- **Tarea A**: Resume en menos palabras el párrafo del texto sobre Japón y la religión que empieza con «A menudo, el análisis de Japón», conservando sus datos principales.
- **Tarea B**: Reproduce sin cambios el pasaje del texto sobre Japón y la religión que va desde «La inusual relación» hasta «tenía largas asociaciones.», ambos incluidos.

- **Texto**:
# # # # # # #

La pregunta para Japón, una nación famosa por negarse colectivamente a mover sus enormes ahorros de las cuentas bancarias y postales a algo más riesgoso, es si alguien en el gobierno o en el sector financiero podría alguna vez igualar el nivel de ventas de la religión.

La inusual relación de Japón con la religión es objeto de estallidos esporádicos de intenso escrutinio, generalmente (como fue el caso de Komoro) después de algún triste y violento ultraje. Lo ha vuelto a hacer en la semana que siguió al asesinato de Shinzo Abe, y la supuesta confesión del sospechoso de que se estaba vengando de la ruina financiera de su madre a manos del grupo religioso (la Iglesia de la Unificación) con el que la familia del ex primer ministro tenía largas asociaciones.

A menudo, el análisis de Japón y la religión en estos momentos desafía la percepción de que la mayoría de los japoneses no son terriblemente religiosos. Superficialmente, Japón parece secular, la adhesión formal es relativamente baja y muchos japoneses se contentan con ser transaccionales y caprichosos en su compromiso. Una selección y mezcla estándar de estilo de vida podría incluir una boda de temática cristiana, una bendición sintoísta sobre un embarazo y un funeral budista, sin preocuparse de que este arbitraje espiritual perjudique al individuo o a las instituciones.

# # # # # # #

- **Líneas dadas**:

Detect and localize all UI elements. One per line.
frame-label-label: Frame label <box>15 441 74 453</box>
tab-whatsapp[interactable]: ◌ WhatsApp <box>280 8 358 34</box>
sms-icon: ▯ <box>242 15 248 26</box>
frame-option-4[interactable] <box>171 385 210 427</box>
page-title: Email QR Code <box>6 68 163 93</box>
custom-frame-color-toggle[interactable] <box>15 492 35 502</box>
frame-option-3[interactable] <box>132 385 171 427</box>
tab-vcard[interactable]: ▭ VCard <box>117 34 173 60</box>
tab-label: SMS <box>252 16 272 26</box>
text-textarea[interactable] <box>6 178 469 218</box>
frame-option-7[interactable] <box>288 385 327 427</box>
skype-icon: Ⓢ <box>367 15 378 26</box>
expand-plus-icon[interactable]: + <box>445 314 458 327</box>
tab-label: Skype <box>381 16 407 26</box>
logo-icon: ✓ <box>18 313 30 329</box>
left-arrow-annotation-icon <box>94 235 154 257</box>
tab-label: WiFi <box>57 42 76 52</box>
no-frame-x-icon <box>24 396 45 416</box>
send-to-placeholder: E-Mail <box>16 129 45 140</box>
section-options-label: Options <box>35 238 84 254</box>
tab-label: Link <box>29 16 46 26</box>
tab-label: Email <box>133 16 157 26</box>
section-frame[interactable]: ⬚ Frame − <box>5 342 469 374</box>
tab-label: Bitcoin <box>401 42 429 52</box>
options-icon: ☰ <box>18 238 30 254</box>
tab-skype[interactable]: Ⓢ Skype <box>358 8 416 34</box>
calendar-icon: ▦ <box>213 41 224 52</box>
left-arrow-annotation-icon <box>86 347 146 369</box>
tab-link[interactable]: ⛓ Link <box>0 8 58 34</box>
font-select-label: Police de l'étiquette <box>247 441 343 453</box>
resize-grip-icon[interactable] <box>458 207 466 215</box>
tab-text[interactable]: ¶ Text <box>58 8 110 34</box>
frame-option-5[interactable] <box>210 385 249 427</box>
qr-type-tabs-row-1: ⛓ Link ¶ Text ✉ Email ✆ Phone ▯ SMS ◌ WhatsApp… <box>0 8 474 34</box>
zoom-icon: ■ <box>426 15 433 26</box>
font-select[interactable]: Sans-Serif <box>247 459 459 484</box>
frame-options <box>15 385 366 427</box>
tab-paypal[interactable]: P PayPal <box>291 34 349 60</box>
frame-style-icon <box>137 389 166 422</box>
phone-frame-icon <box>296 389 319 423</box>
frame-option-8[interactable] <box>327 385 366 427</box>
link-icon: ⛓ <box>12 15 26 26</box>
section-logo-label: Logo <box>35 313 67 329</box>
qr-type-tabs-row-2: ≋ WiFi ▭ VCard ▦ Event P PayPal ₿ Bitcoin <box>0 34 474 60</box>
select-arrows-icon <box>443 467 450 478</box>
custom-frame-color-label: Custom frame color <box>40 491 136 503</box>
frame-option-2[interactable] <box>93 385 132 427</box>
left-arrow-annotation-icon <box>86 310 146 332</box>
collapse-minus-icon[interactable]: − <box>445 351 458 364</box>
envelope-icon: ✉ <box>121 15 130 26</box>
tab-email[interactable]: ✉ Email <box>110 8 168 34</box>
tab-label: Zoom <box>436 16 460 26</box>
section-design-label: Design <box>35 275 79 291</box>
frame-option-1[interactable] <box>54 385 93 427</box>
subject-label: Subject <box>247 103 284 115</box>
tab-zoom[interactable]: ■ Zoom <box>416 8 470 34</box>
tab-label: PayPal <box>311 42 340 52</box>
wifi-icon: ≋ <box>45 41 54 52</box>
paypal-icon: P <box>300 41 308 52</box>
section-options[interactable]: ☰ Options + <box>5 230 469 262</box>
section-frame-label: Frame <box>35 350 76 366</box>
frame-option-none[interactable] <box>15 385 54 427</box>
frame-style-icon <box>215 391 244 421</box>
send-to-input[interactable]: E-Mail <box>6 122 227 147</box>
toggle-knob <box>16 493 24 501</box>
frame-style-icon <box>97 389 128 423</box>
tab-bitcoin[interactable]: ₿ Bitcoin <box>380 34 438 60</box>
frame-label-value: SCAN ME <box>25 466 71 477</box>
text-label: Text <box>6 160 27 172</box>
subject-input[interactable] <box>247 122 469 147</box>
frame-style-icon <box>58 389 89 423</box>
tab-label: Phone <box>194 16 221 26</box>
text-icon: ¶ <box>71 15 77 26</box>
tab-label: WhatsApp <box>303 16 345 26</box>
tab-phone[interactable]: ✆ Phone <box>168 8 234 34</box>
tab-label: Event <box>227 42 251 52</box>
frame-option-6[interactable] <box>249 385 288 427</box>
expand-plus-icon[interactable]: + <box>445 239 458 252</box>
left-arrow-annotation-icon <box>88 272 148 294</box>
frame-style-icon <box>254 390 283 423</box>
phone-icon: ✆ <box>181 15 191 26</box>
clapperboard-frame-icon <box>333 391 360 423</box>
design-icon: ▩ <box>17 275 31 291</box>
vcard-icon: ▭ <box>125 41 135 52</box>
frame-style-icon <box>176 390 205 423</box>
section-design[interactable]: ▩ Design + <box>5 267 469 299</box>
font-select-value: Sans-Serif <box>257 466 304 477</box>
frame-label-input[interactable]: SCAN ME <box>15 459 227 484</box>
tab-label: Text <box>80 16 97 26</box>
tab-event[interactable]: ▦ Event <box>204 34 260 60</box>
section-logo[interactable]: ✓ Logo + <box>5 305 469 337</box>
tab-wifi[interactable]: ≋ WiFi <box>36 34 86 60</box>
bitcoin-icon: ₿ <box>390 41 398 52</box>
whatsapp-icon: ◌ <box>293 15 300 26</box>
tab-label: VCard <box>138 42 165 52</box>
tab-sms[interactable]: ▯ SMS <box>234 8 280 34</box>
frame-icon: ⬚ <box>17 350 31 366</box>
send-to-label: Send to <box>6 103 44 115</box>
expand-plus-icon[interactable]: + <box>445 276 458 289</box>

# # # # # # #

- **Respuesta esperada A**: Estos análisis suelen cuestionar la idea de que la mayoría de los japoneses no son muy religiosos. Japón parece secular y tiene poca adhesión formal, y muchos japoneses viven la religión de manera transaccional y caprichosa. Es común combinar una boda de temática cristiana, una bendición sintoísta en el embarazo y un funeral budista sin temer que esa mezcla perjudique a la persona o a las instituciones.

- **Respuesta esperada B**:
La inusual relación de Japón con la religión es objeto de estallidos esporádicos de intenso escrutinio, generalmente (como fue el caso de Komoro) después de algún triste y violento ultraje. Lo ha vuelto a hacer en la semana que siguió al asesinato de Shinzo Abe, y la supuesta confesión del sospechoso de que se estaba vengando de la ruina financiera de su madre a manos del grupo religioso (la Iglesia de la Unificación) con el que la familia del ex primer ministro tenía largas asociaciones.